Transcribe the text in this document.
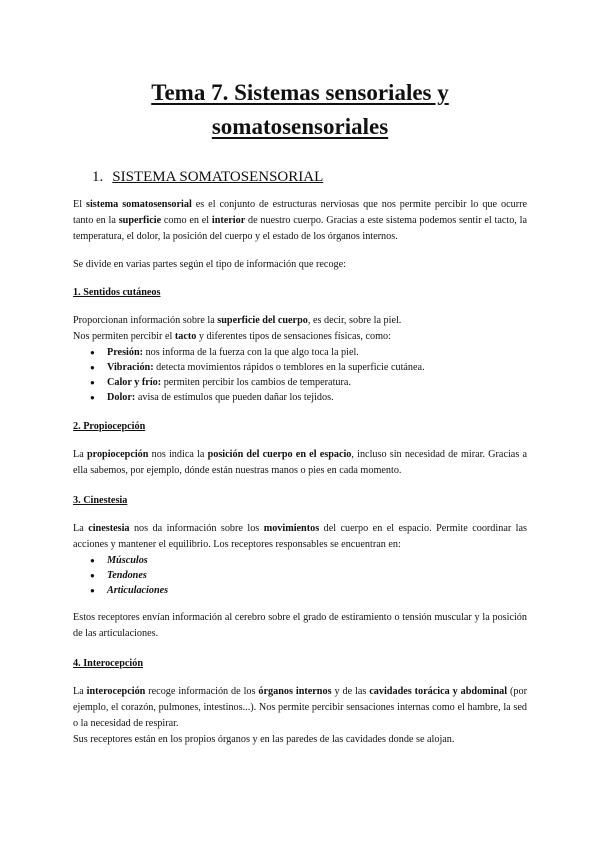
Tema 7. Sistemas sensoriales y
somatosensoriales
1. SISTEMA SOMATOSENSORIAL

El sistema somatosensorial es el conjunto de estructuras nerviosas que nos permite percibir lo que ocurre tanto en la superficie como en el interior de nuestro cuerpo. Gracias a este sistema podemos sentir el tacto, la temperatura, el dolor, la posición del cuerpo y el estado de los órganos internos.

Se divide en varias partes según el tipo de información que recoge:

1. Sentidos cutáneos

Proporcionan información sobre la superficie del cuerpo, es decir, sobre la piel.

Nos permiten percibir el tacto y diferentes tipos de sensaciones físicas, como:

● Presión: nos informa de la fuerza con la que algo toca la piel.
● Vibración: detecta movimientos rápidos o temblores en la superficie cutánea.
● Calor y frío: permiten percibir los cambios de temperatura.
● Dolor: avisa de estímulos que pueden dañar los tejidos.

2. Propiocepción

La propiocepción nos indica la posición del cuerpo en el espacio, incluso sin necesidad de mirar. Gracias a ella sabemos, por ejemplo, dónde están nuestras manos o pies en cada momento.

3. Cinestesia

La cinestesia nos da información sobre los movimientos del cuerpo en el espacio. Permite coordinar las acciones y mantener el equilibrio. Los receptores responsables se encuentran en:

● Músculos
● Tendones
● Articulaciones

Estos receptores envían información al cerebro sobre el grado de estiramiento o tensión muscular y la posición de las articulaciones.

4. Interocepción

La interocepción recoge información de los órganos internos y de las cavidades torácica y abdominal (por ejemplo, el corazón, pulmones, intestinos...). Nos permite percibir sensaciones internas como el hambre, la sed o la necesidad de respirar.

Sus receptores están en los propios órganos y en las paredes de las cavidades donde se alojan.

_____

▸ **Set task**: Go through the listing above and list every line that has the word "cavidades".

▸ **Full solution**:
La interocepción recoge información de los órganos internos y de las cavidades torácica y abdominal (por ejemplo, el corazón, pulmones, intestinos...). Nos permite percibir sensaciones internas como el hambre, la sed o la necesidad de respirar.
Sus receptores están en los propios órganos y en las paredes de las cavidades donde se alojan.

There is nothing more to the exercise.